* _Task details_: Copy out all lines in the data below containing the string "Unknown".

--- begin ---

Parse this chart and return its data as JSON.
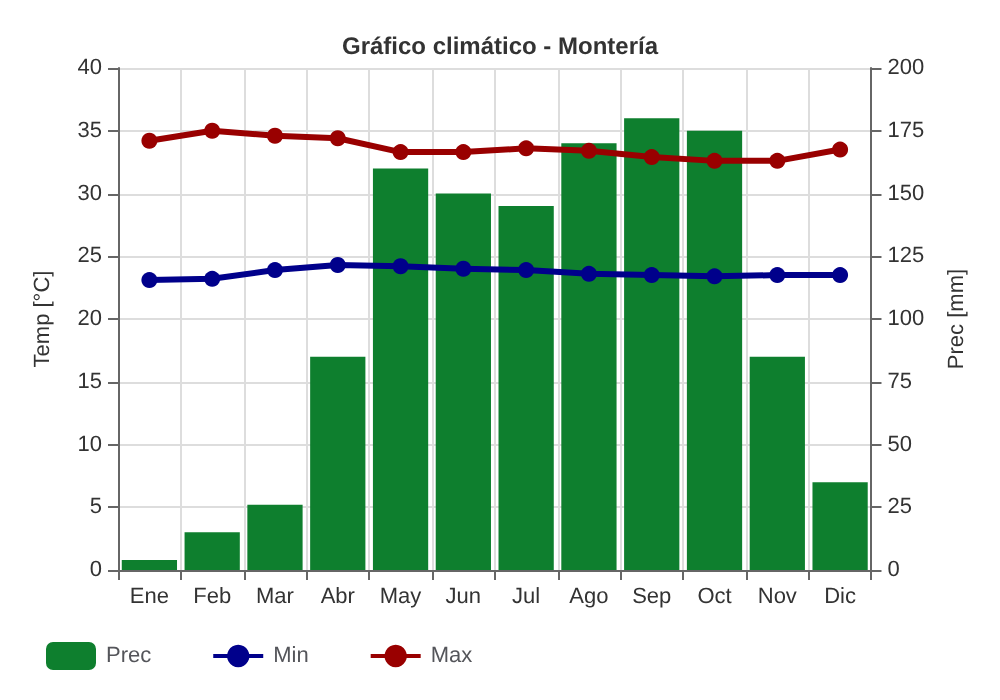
{
  "chart_data": {
    "type": "bar",
    "title": "Gráfico climático - Montería",
    "categories": [
      "Ene",
      "Feb",
      "Mar",
      "Abr",
      "May",
      "Jun",
      "Jul",
      "Ago",
      "Sep",
      "Oct",
      "Nov",
      "Dic"
    ],
    "series": [
      {
        "name": "Prec",
        "axis": "y2",
        "color": "#0e7f2e",
        "values": [
          4,
          15,
          26,
          85,
          160,
          150,
          145,
          170,
          180,
          175,
          85,
          35
        ]
      },
      {
        "name": "Min",
        "type": "line",
        "color": "#00008b",
        "values": [
          23.1,
          23.2,
          23.9,
          24.3,
          24.2,
          24.0,
          23.9,
          23.6,
          23.5,
          23.4,
          23.5,
          23.5
        ]
      },
      {
        "name": "Max",
        "type": "line",
        "color": "#990000",
        "values": [
          34.2,
          35.0,
          34.6,
          34.4,
          33.3,
          33.3,
          33.6,
          33.4,
          32.9,
          32.6,
          32.6,
          33.5
        ]
      }
    ],
    "ylabel": "Temp [°C]",
    "y2label": "Prec [mm]",
    "ylim": [
      0,
      40
    ],
    "yticks": [
      0,
      5,
      10,
      15,
      20,
      25,
      30,
      35,
      40
    ],
    "y2lim": [
      0,
      200
    ],
    "y2ticks": [
      0,
      25,
      50,
      75,
      100,
      125,
      150,
      175,
      200
    ],
    "grid": true,
    "legend": "bottom",
    "marker": "circle",
    "line_style": "solid"
  }
}
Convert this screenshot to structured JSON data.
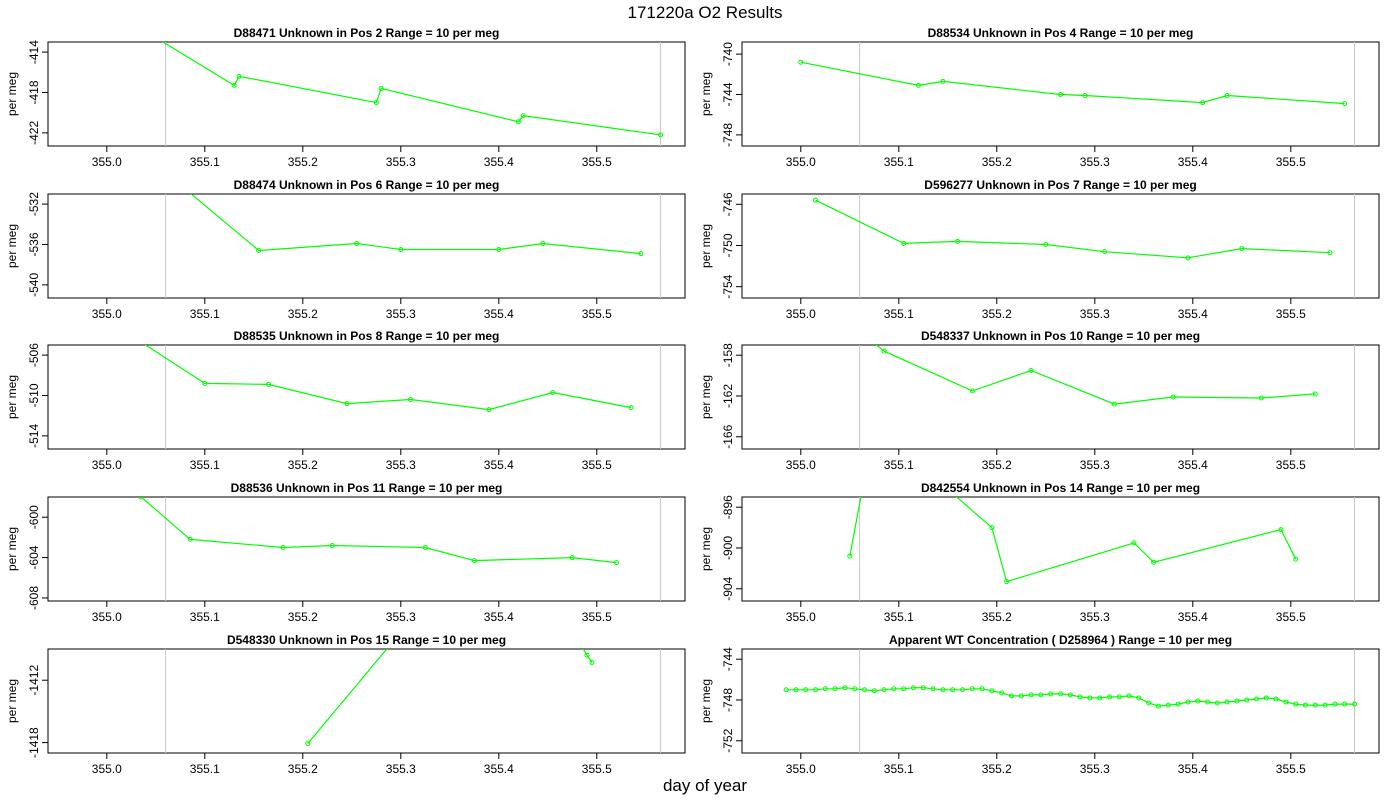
{
  "figure": {
    "title": "171220a  O2 Results",
    "xlabel": "day of year"
  },
  "colors": {
    "series": "#00ff00",
    "vline": "#c8c8c8",
    "frame": "#000000"
  },
  "chart_data": [
    {
      "type": "line",
      "title": "D88471    Unknown in Pos 2         Range = 10 per meg",
      "ylabel": "per meg",
      "xlim": [
        354.94,
        355.59
      ],
      "ylim": [
        -423.3,
        -413.0
      ],
      "xticks": [
        "355.0",
        "355.1",
        "355.2",
        "355.3",
        "355.4",
        "355.5"
      ],
      "yticks": [
        "-414",
        "-418",
        "-422"
      ],
      "vlines": [
        355.06,
        355.565
      ],
      "x": [
        355.0,
        355.13,
        355.135,
        355.275,
        355.28,
        355.42,
        355.425,
        355.565
      ],
      "y": [
        -409.6,
        -417.3,
        -416.4,
        -419.0,
        -417.6,
        -420.9,
        -420.3,
        -422.2
      ]
    },
    {
      "type": "line",
      "title": "D88534    Unknown in Pos 4         Range = 10 per meg",
      "ylabel": "per meg",
      "xlim": [
        354.94,
        355.59
      ],
      "ylim": [
        -749.1,
        -738.8
      ],
      "xticks": [
        "355.0",
        "355.1",
        "355.2",
        "355.3",
        "355.4",
        "355.5"
      ],
      "yticks": [
        "-740",
        "-744",
        "-748"
      ],
      "vlines": [
        355.06,
        355.565
      ],
      "x": [
        355.0,
        355.12,
        355.145,
        355.265,
        355.29,
        355.41,
        355.435,
        355.555
      ],
      "y": [
        -740.8,
        -743.1,
        -742.7,
        -744.0,
        -744.1,
        -744.8,
        -744.1,
        -744.9
      ]
    },
    {
      "type": "line",
      "title": "D88474    Unknown in Pos 6         Range = 10 per meg",
      "ylabel": "per meg",
      "xlim": [
        354.94,
        355.59
      ],
      "ylim": [
        -541.3,
        -531.0
      ],
      "xticks": [
        "355.0",
        "355.1",
        "355.2",
        "355.3",
        "355.4",
        "355.5"
      ],
      "yticks": [
        "-532",
        "-536",
        "-540"
      ],
      "vlines": [
        355.06,
        355.565
      ],
      "x": [
        355.0,
        355.155,
        355.255,
        355.3,
        355.4,
        355.445,
        355.545
      ],
      "y": [
        -524.0,
        -536.6,
        -535.9,
        -536.5,
        -536.5,
        -535.9,
        -536.9
      ]
    },
    {
      "type": "line",
      "title": "D596277    Unknown in Pos 7         Range = 10 per meg",
      "ylabel": "per meg",
      "xlim": [
        354.94,
        355.59
      ],
      "ylim": [
        -755.1,
        -745.0
      ],
      "xticks": [
        "355.0",
        "355.1",
        "355.2",
        "355.3",
        "355.4",
        "355.5"
      ],
      "yticks": [
        "-746",
        "-750",
        "-754"
      ],
      "vlines": [
        355.06,
        355.565
      ],
      "x": [
        355.015,
        355.105,
        355.16,
        355.25,
        355.31,
        355.395,
        355.45,
        355.54
      ],
      "y": [
        -745.6,
        -749.8,
        -749.6,
        -749.9,
        -750.6,
        -751.2,
        -750.3,
        -750.7
      ]
    },
    {
      "type": "line",
      "title": "D88535    Unknown in Pos 8         Range = 10 per meg",
      "ylabel": "per meg",
      "xlim": [
        354.94,
        355.59
      ],
      "ylim": [
        -515.3,
        -505.0
      ],
      "xticks": [
        "355.0",
        "355.1",
        "355.2",
        "355.3",
        "355.4",
        "355.5"
      ],
      "yticks": [
        "-506",
        "-510",
        "-514"
      ],
      "vlines": [
        355.06,
        355.565
      ],
      "x": [
        355.0,
        355.1,
        355.165,
        355.245,
        355.31,
        355.39,
        355.455,
        355.535
      ],
      "y": [
        -502.5,
        -508.8,
        -508.9,
        -510.8,
        -510.4,
        -511.4,
        -509.7,
        -511.2
      ]
    },
    {
      "type": "line",
      "title": "D548337    Unknown in Pos 10         Range = 10 per meg",
      "ylabel": "per meg",
      "xlim": [
        354.94,
        355.59
      ],
      "ylim": [
        -167.2,
        -157.0
      ],
      "xticks": [
        "355.0",
        "355.1",
        "355.2",
        "355.3",
        "355.4",
        "355.5"
      ],
      "yticks": [
        "-158",
        "-162",
        "-166"
      ],
      "vlines": [
        355.06,
        355.565
      ],
      "x": [
        355.0,
        355.085,
        355.175,
        355.235,
        355.32,
        355.38,
        355.47,
        355.525
      ],
      "y": [
        -151.0,
        -157.6,
        -161.5,
        -159.5,
        -162.8,
        -162.1,
        -162.2,
        -161.8
      ]
    },
    {
      "type": "line",
      "title": "D88536    Unknown in Pos 11         Range = 10 per meg",
      "ylabel": "per meg",
      "xlim": [
        354.94,
        355.59
      ],
      "ylim": [
        -608.3,
        -598.0
      ],
      "xticks": [
        "355.0",
        "355.1",
        "355.2",
        "355.3",
        "355.4",
        "355.5"
      ],
      "yticks": [
        "-600",
        "-604",
        "-608"
      ],
      "vlines": [
        355.06,
        355.565
      ],
      "x": [
        355.035,
        355.085,
        355.18,
        355.23,
        355.325,
        355.375,
        355.475,
        355.52
      ],
      "y": [
        -598.0,
        -602.2,
        -603.0,
        -602.8,
        -603.0,
        -604.3,
        -604.0,
        -604.5
      ]
    },
    {
      "type": "line",
      "title": "D842554    Unknown in Pos 14         Range = 10 per meg",
      "ylabel": "per meg",
      "xlim": [
        354.94,
        355.59
      ],
      "ylim": [
        -905.2,
        -895.0
      ],
      "xticks": [
        "355.0",
        "355.1",
        "355.2",
        "355.3",
        "355.4",
        "355.5"
      ],
      "yticks": [
        "-896",
        "-900",
        "-904"
      ],
      "vlines": [
        355.06,
        355.565
      ],
      "x": [
        355.05,
        355.075,
        355.195,
        355.21,
        355.34,
        355.36,
        355.49,
        355.505
      ],
      "y": [
        -900.8,
        -888.0,
        -898.0,
        -903.3,
        -899.5,
        -901.4,
        -898.2,
        -901.1
      ]
    },
    {
      "type": "line",
      "title": "D548330    Unknown in Pos 15         Range = 10 per meg",
      "ylabel": "per meg",
      "xlim": [
        354.94,
        355.59
      ],
      "ylim": [
        -1419.0,
        -1409.0
      ],
      "xticks": [
        "355.0",
        "355.1",
        "355.2",
        "355.3",
        "355.4",
        "355.5"
      ],
      "yticks": [
        "-1412",
        "-1418"
      ],
      "vlines": [
        355.06,
        355.565
      ],
      "x": [
        355.205,
        355.33,
        355.48,
        355.49,
        355.495
      ],
      "y": [
        -1418.1,
        -1404.0,
        -1408.0,
        -1409.6,
        -1410.3
      ]
    },
    {
      "type": "line",
      "title": "Apparent WT Concentration ( D258964 )         Range = 10 per meg",
      "ylabel": "per meg",
      "xlim": [
        354.94,
        355.59
      ],
      "ylim": [
        -753.2,
        -743.0
      ],
      "xticks": [
        "355.0",
        "355.1",
        "355.2",
        "355.3",
        "355.4",
        "355.5"
      ],
      "yticks": [
        "-744",
        "-748",
        "-752"
      ],
      "vlines": [
        355.06,
        355.565
      ],
      "x": [
        354.985,
        354.995,
        355.005,
        355.015,
        355.025,
        355.035,
        355.045,
        355.055,
        355.065,
        355.075,
        355.085,
        355.095,
        355.105,
        355.115,
        355.125,
        355.135,
        355.145,
        355.155,
        355.165,
        355.175,
        355.185,
        355.195,
        355.205,
        355.215,
        355.225,
        355.235,
        355.245,
        355.255,
        355.265,
        355.275,
        355.285,
        355.295,
        355.305,
        355.315,
        355.325,
        355.335,
        355.345,
        355.355,
        355.365,
        355.375,
        355.385,
        355.395,
        355.405,
        355.415,
        355.425,
        355.435,
        355.445,
        355.455,
        355.465,
        355.475,
        355.485,
        355.495,
        355.505,
        355.515,
        355.525,
        355.535,
        355.545,
        355.555,
        355.565
      ],
      "y": [
        -747.0,
        -747.0,
        -747.0,
        -747.0,
        -746.9,
        -746.9,
        -746.8,
        -746.9,
        -747.0,
        -747.1,
        -747.0,
        -746.9,
        -746.9,
        -746.8,
        -746.8,
        -746.9,
        -747.0,
        -747.0,
        -747.0,
        -746.9,
        -746.9,
        -747.1,
        -747.3,
        -747.6,
        -747.6,
        -747.5,
        -747.5,
        -747.4,
        -747.4,
        -747.5,
        -747.7,
        -747.8,
        -747.8,
        -747.7,
        -747.7,
        -747.6,
        -747.8,
        -748.3,
        -748.6,
        -748.5,
        -748.4,
        -748.2,
        -748.1,
        -748.2,
        -748.3,
        -748.2,
        -748.1,
        -748.0,
        -747.9,
        -747.8,
        -747.9,
        -748.2,
        -748.4,
        -748.5,
        -748.5,
        -748.5,
        -748.4,
        -748.4,
        -748.4
      ]
    }
  ]
}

--- end ---

* _Task answer_:
      "title": "D88471    Unknown in Pos 2         Range = 10 per meg",
      "title": "D88534    Unknown in Pos 4         Range = 10 per meg",
      "title": "D88474    Unknown in Pos 6         Range = 10 per meg",
      "title": "D596277    Unknown in Pos 7         Range = 10 per meg",
      "title": "D88535    Unknown in Pos 8         Range = 10 per meg",
      "title": "D548337    Unknown in Pos 10         Range = 10 per meg",
      "title": "D88536    Unknown in Pos 11         Range = 10 per meg",
      "title": "D842554    Unknown in Pos 14         Range = 10 per meg",
      "title": "D548330    Unknown in Pos 15         Range = 10 per meg",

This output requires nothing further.